# [What you should do]
Go through the lines below and copy each one that holds the string "multiple".

# [Input material]
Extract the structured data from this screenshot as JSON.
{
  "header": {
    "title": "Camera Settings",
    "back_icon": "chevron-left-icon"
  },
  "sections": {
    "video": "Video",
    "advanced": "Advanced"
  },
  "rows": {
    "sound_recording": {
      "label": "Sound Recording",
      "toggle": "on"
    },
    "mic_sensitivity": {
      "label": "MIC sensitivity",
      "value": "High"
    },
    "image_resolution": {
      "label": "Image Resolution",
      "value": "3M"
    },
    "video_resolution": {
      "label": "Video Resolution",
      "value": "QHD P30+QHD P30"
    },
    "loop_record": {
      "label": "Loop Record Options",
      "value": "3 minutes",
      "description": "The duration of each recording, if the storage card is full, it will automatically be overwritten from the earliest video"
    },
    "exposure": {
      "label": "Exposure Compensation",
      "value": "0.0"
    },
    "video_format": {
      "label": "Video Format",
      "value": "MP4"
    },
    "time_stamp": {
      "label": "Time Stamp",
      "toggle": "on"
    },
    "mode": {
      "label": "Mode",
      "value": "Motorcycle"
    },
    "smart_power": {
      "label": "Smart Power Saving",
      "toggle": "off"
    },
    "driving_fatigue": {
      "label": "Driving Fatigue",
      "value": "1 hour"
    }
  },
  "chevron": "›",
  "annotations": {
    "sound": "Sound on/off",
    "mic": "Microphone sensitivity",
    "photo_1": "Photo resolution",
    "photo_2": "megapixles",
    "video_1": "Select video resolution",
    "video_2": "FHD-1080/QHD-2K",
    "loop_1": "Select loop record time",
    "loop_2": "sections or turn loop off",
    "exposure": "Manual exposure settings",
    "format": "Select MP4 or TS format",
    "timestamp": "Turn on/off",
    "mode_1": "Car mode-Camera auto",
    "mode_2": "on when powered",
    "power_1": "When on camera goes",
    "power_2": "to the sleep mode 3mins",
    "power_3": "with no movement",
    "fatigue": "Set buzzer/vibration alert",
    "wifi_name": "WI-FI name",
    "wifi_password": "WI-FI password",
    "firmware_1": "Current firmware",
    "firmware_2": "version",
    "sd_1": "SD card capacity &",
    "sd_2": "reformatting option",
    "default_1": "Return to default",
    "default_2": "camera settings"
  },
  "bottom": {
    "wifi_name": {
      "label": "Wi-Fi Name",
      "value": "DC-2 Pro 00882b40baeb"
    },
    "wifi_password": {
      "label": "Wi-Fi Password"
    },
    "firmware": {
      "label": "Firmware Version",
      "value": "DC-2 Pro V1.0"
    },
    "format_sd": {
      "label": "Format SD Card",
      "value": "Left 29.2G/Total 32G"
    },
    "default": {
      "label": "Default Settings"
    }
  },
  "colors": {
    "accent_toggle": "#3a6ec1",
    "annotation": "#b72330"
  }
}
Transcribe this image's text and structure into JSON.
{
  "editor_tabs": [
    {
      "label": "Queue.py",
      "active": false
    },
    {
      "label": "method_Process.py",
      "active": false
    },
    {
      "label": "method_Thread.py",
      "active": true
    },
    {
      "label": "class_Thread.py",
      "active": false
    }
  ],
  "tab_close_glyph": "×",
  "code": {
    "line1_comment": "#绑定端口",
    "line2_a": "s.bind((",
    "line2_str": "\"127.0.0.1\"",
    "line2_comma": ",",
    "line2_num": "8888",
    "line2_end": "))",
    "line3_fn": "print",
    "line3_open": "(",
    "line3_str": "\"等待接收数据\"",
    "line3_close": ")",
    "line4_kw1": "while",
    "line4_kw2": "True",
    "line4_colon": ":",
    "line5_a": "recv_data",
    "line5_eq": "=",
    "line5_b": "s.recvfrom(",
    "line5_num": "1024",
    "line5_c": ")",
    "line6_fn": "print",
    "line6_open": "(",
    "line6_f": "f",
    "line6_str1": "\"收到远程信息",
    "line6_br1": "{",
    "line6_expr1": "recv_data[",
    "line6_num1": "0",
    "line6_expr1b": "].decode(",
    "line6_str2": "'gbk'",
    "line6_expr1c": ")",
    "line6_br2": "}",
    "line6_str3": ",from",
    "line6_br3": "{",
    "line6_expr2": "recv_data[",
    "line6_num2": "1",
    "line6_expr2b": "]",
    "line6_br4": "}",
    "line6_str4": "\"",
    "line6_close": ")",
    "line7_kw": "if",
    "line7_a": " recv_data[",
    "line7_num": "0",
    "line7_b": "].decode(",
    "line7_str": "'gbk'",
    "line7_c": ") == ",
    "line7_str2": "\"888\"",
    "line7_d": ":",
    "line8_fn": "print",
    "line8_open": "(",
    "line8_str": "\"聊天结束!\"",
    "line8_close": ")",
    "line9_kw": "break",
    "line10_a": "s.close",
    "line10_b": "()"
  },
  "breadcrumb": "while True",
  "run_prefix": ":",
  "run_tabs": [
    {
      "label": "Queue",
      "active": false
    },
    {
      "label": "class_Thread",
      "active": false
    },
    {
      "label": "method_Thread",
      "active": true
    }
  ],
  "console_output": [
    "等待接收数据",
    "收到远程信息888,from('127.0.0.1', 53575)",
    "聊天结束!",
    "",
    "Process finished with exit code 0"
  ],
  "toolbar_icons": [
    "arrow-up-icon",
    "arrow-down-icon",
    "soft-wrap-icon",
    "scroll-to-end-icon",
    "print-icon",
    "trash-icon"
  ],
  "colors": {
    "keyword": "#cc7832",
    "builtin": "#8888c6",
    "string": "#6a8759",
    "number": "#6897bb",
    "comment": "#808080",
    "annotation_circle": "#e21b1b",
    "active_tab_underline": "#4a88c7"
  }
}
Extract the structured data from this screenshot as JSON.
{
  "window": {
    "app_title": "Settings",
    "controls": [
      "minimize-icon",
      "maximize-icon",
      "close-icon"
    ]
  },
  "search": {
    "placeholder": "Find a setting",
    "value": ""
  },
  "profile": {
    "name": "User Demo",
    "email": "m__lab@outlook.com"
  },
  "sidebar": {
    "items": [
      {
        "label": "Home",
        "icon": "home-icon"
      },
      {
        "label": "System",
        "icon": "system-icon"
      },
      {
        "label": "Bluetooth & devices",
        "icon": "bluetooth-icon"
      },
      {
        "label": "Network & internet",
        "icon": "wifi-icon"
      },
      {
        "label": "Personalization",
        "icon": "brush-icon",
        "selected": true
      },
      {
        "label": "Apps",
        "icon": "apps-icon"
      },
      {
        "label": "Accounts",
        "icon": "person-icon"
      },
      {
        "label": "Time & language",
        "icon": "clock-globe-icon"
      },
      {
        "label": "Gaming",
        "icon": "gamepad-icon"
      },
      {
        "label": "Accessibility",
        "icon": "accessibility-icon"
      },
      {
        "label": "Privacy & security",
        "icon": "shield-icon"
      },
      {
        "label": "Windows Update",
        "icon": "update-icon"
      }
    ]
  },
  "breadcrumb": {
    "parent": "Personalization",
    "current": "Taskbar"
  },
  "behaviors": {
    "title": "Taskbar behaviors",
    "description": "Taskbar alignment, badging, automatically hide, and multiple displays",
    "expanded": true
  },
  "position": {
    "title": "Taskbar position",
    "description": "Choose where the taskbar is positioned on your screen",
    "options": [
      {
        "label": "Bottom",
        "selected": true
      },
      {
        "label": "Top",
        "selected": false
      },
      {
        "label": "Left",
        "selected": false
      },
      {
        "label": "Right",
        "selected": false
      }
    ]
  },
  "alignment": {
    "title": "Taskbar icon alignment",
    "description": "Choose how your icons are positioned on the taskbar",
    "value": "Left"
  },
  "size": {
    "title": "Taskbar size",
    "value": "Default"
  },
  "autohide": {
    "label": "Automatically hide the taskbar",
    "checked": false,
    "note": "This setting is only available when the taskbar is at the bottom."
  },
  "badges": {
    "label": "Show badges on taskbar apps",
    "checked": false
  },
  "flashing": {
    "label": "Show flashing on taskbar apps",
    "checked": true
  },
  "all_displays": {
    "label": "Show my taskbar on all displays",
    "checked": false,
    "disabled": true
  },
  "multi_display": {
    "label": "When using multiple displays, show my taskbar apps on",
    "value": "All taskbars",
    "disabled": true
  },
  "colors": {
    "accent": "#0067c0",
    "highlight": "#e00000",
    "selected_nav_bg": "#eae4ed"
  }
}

# [Answer to this task]
    "description": "Taskbar alignment, badging, automatically hide, and multiple displays",
    "label": "When using multiple displays, show my taskbar apps on",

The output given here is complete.